[Excerpt from a dataset]
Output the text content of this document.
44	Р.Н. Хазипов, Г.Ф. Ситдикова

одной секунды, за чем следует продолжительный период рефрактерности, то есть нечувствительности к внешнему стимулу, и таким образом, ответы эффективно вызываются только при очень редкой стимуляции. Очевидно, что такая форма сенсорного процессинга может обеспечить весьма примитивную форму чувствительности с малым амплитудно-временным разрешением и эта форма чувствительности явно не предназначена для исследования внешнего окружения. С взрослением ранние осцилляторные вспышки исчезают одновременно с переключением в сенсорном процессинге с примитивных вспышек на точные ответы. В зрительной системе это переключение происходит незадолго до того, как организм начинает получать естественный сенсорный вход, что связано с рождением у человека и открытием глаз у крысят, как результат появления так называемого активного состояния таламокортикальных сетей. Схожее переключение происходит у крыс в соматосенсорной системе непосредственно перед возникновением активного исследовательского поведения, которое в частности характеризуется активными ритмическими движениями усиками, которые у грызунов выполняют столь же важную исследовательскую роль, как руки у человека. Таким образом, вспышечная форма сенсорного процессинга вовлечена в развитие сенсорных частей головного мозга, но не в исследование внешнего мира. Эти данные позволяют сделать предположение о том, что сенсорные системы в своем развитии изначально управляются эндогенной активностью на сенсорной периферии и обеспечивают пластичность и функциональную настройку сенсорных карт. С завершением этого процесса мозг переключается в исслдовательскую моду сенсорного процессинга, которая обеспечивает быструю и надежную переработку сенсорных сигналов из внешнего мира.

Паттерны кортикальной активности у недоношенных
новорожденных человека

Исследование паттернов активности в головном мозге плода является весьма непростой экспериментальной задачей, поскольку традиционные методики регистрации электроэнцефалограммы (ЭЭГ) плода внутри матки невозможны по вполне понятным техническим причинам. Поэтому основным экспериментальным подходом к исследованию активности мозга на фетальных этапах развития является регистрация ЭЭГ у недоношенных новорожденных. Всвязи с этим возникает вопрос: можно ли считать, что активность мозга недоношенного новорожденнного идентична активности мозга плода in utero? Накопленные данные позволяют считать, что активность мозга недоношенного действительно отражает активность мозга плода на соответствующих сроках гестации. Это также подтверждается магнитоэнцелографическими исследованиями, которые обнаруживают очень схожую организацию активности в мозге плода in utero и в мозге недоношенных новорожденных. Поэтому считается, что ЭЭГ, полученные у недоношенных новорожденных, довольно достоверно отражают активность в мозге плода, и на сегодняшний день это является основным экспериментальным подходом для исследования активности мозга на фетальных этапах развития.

WHAT IS EXPECTED:
All the entries above need to be reproduced exactly.

RESPONSE FOR THIS EXERCISE:
Output the text content of this document.
44	Р.Н. Хазипов, Г.Ф. Ситдикова

одной секунды, за чем следует продолжительный период рефрактерности, то есть нечувствительности к внешнему стимулу, и таким образом, ответы эффективно вызываются только при очень редкой стимуляции. Очевидно, что такая форма сенсорного процессинга может обеспечить весьма примитивную форму чувствительности с малым амплитудно-временным разрешением и эта форма чувствительности явно не предназначена для исследования внешнего окружения. С взрослением ранние осцилляторные вспышки исчезают одновременно с переключением в сенсорном процессинге с примитивных вспышек на точные ответы. В зрительной системе это переключение происходит незадолго до того, как организм начинает получать естественный сенсорный вход, что связано с рождением у человека и открытием глаз у крысят, как результат появления так называемого активного состояния таламокортикальных сетей. Схожее переключение происходит у крыс в соматосенсорной системе непосредственно перед возникновением активного исследовательского поведения, которое в частности характеризуется активными ритмическими движениями усиками, которые у грызунов выполняют столь же важную исследовательскую роль, как руки у человека. Таким образом, вспышечная форма сенсорного процессинга вовлечена в развитие сенсорных частей головного мозга, но не в исследование внешнего мира. Эти данные позволяют сделать предположение о том, что сенсорные системы в своем развитии изначально управляются эндогенной активностью на сенсорной периферии и обеспечивают пластичность и функциональную настройку сенсорных карт. С завершением этого процесса мозг переключается в исслдовательскую моду сенсорного процессинга, которая обеспечивает быструю и надежную переработку сенсорных сигналов из внешнего мира.

Паттерны кортикальной активности у недоношенных
новорожденных человека

Исследование паттернов активности в головном мозге плода является весьма непростой экспериментальной задачей, поскольку традиционные методики регистрации электроэнцефалограммы (ЭЭГ) плода внутри матки невозможны по вполне понятным техническим причинам. Поэтому основным экспериментальным подходом к исследованию активности мозга на фетальных этапах развития является регистрация ЭЭГ у недоношенных новорожденных. Всвязи с этим возникает вопрос: можно ли считать, что активность мозга недоношенного новорожденнного идентична активности мозга плода in utero? Накопленные данные позволяют считать, что активность мозга недоношенного действительно отражает активность мозга плода на соответствующих сроках гестации. Это также подтверждается магнитоэнцелографическими исследованиями, которые обнаруживают очень схожую организацию активности в мозге плода in utero и в мозге недоношенных новорожденных. Поэтому считается, что ЭЭГ, полученные у недоношенных новорожденных, довольно достоверно отражают активность в мозге плода, и на сегодняшний день это является основным экспериментальным подходом для исследования активности мозга на фетальных этапах развития.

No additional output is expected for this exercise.